THE TASK>
Identify each line containing the word "subtitle" and copy it.

RECORDS SHOWN>
========
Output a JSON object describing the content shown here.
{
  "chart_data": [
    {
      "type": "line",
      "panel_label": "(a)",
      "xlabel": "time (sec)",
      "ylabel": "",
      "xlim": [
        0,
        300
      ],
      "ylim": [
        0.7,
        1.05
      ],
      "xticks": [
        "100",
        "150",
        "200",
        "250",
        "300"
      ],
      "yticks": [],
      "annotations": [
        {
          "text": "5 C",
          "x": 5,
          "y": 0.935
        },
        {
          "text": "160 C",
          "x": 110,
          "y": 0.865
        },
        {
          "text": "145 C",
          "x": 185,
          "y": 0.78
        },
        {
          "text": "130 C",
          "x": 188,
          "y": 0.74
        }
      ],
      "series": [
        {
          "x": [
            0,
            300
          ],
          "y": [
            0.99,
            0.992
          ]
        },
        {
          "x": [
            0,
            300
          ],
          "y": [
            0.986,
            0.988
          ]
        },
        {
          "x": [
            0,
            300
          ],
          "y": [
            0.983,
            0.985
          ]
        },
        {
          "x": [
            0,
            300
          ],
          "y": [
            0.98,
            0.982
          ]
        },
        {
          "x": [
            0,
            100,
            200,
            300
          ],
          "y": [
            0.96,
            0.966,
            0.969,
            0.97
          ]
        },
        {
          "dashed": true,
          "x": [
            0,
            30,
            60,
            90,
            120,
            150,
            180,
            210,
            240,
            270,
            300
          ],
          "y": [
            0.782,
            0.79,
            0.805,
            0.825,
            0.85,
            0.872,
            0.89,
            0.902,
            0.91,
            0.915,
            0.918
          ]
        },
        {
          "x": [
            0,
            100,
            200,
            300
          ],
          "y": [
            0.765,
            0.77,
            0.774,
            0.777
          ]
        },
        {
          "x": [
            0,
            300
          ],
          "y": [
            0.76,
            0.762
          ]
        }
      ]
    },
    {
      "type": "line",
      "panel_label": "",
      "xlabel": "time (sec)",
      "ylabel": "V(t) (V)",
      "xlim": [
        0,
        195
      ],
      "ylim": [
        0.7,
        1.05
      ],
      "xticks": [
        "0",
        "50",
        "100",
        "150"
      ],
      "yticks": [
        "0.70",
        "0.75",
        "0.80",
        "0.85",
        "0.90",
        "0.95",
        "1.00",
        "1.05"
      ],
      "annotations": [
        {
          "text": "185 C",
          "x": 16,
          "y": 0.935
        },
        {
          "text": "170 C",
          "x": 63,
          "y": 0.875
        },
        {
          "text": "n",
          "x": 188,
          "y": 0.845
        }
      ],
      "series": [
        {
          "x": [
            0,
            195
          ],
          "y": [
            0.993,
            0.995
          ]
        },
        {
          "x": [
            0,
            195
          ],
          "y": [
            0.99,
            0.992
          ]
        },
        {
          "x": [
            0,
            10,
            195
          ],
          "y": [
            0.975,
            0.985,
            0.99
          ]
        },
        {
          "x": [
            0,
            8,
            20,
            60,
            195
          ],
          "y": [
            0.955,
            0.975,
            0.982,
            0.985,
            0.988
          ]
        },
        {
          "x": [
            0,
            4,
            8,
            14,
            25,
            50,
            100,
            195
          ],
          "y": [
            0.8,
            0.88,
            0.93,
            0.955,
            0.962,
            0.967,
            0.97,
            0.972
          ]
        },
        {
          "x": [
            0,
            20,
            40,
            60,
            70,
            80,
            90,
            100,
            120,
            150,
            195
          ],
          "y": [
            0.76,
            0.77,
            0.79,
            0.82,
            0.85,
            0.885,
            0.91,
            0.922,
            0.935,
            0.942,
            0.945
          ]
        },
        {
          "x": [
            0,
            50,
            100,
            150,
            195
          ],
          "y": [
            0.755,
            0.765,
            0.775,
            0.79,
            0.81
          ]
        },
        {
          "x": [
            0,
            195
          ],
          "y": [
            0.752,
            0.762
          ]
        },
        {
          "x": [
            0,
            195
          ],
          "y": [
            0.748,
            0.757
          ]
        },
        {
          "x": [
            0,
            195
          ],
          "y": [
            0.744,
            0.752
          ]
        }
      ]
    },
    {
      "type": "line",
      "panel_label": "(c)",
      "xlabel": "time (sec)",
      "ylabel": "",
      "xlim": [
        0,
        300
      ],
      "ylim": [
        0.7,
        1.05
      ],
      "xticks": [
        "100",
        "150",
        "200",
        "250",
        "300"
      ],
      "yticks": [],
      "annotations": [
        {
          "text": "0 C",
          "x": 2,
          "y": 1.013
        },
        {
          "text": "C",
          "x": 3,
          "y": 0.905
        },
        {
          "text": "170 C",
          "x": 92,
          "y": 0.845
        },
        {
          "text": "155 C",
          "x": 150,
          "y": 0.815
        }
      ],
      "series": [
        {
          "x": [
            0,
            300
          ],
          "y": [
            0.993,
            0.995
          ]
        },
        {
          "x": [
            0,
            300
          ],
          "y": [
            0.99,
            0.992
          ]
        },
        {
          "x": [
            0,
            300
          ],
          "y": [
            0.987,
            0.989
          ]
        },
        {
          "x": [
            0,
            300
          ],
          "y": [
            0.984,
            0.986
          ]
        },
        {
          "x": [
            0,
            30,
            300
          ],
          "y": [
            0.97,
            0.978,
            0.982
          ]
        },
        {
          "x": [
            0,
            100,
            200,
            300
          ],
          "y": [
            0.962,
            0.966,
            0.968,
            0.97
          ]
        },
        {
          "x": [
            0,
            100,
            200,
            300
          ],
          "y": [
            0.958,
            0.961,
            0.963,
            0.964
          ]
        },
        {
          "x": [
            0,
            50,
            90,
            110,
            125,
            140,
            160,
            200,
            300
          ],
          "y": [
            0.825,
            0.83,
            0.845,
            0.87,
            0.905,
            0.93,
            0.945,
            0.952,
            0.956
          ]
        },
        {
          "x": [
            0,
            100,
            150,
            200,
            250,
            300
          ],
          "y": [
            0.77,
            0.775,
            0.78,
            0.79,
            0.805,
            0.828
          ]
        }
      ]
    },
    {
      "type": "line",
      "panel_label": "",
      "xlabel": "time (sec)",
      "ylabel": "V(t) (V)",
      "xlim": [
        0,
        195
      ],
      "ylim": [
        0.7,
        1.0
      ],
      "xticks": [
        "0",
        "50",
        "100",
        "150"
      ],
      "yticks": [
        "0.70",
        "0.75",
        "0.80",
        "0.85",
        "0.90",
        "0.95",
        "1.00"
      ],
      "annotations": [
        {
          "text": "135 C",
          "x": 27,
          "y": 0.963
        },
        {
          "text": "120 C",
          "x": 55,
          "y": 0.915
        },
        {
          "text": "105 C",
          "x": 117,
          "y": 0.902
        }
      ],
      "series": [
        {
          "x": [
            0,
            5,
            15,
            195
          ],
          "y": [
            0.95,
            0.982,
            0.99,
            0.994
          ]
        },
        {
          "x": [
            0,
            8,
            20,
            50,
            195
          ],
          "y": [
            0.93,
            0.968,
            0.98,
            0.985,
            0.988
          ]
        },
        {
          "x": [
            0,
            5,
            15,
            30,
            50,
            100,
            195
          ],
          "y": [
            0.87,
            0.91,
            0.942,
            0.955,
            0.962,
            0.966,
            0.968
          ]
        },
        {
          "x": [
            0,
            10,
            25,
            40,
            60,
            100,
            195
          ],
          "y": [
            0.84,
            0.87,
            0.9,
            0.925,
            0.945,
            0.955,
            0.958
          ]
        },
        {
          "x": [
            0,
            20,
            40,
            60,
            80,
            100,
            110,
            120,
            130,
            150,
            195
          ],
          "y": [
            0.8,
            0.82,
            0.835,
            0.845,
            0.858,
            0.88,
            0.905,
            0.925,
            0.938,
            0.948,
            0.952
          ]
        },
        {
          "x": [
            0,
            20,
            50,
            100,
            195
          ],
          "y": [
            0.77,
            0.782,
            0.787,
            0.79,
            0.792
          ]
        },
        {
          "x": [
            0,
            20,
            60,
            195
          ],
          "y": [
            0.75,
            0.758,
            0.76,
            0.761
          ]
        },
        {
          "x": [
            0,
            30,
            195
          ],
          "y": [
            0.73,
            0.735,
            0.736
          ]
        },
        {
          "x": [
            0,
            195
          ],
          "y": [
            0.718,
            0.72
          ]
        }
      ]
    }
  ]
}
========
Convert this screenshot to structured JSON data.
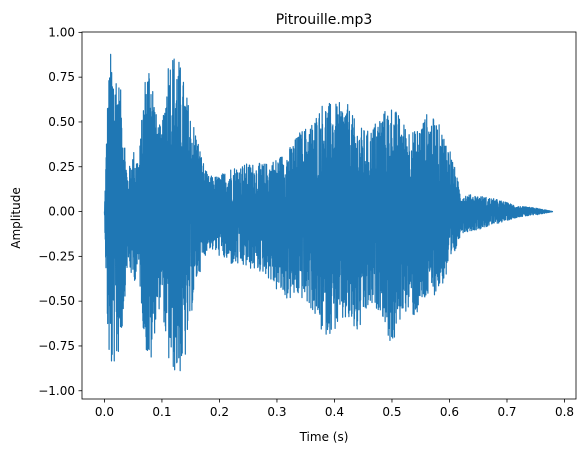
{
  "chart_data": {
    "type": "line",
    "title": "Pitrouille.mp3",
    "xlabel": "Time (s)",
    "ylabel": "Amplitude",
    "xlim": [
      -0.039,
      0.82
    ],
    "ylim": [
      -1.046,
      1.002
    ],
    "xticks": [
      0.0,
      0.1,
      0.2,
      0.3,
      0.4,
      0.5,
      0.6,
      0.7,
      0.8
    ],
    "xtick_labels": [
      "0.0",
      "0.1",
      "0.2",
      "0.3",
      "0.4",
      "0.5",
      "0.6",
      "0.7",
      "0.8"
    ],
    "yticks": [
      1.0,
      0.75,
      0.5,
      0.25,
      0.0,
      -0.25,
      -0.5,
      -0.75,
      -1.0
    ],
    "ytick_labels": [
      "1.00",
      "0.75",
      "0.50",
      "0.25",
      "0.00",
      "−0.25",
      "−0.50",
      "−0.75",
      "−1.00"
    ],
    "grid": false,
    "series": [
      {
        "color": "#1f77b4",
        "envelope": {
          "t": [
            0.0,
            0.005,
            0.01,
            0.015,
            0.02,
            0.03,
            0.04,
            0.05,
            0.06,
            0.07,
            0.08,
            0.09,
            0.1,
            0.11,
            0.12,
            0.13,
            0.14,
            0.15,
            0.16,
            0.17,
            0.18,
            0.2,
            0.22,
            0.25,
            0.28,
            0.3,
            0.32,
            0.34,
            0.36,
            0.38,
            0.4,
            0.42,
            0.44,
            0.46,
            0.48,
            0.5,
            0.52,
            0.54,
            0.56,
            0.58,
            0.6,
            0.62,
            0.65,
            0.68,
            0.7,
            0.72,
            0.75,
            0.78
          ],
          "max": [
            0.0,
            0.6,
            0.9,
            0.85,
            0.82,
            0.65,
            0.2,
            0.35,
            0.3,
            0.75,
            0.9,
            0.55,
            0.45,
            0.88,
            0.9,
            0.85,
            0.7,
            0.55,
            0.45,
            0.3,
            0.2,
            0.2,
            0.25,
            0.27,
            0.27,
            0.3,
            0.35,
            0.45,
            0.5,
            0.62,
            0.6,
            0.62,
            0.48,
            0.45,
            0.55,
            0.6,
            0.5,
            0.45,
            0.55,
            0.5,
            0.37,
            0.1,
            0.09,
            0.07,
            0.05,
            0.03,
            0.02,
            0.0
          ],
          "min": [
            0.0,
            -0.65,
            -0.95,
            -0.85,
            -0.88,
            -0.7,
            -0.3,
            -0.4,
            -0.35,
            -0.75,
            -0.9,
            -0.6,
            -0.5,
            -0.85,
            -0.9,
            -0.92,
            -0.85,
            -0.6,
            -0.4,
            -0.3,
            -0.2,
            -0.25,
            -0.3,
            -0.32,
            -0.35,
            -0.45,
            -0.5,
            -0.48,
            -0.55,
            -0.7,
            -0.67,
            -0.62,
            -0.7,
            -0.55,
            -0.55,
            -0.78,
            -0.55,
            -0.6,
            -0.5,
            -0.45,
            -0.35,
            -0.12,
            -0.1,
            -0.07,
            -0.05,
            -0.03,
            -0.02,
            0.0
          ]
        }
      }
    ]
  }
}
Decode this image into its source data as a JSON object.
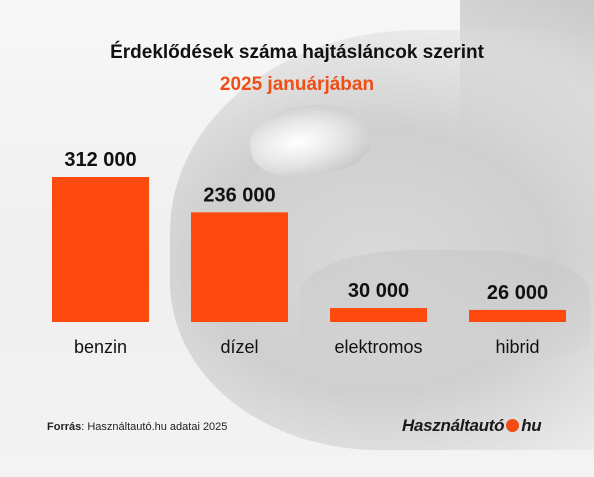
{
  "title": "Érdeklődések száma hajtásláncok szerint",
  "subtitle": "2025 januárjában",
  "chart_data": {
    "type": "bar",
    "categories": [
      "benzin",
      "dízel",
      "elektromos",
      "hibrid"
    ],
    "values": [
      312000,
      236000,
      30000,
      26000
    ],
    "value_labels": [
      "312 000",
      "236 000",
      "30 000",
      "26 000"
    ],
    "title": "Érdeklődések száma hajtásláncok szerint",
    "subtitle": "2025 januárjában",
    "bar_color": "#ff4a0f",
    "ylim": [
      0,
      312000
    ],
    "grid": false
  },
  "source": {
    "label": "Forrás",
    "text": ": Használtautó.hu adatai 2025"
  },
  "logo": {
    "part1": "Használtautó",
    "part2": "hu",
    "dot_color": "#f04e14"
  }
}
========
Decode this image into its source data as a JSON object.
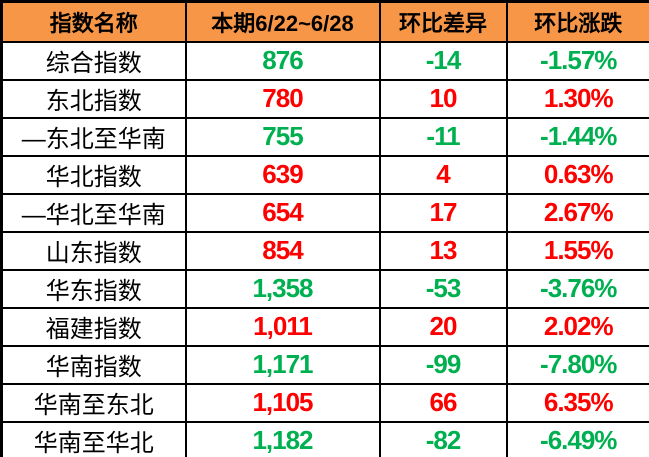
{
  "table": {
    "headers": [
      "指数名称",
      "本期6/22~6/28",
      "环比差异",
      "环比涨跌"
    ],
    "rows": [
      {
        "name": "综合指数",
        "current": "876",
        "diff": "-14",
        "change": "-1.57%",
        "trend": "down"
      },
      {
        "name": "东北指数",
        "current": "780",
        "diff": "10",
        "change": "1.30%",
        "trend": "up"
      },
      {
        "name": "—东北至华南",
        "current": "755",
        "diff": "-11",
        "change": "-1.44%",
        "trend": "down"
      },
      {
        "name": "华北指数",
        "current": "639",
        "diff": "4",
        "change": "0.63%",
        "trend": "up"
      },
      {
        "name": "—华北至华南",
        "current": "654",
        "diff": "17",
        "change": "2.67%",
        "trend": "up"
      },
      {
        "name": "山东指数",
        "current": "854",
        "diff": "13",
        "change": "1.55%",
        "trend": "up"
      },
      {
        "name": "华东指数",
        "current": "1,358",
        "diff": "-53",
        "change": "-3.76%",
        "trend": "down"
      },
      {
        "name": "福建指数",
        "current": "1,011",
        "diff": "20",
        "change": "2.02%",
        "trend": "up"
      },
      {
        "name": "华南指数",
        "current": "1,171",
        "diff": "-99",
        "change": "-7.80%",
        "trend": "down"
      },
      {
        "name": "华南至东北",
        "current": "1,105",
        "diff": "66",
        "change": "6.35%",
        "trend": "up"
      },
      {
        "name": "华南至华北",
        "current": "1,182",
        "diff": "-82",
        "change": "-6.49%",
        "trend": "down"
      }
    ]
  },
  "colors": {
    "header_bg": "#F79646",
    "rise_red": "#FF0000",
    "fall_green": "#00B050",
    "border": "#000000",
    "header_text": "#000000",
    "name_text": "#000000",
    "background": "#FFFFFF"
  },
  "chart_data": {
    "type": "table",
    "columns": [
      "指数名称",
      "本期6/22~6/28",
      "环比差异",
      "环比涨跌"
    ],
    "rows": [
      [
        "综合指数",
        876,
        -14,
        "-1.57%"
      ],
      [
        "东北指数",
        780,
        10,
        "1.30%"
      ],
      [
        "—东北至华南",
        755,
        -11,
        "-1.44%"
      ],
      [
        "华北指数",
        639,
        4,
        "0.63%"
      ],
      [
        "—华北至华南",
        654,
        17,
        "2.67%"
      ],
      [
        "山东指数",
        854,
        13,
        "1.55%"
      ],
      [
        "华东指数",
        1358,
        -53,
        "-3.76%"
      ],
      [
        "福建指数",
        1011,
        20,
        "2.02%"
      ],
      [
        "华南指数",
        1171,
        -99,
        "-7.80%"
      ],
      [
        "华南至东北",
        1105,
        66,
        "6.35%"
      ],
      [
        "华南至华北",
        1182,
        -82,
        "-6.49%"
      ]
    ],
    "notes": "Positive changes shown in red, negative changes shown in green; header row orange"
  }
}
========
WRITTEN RESPONSE>
  "subtitle": "2025 januárjában",
    "subtitle": "2025 januárjában",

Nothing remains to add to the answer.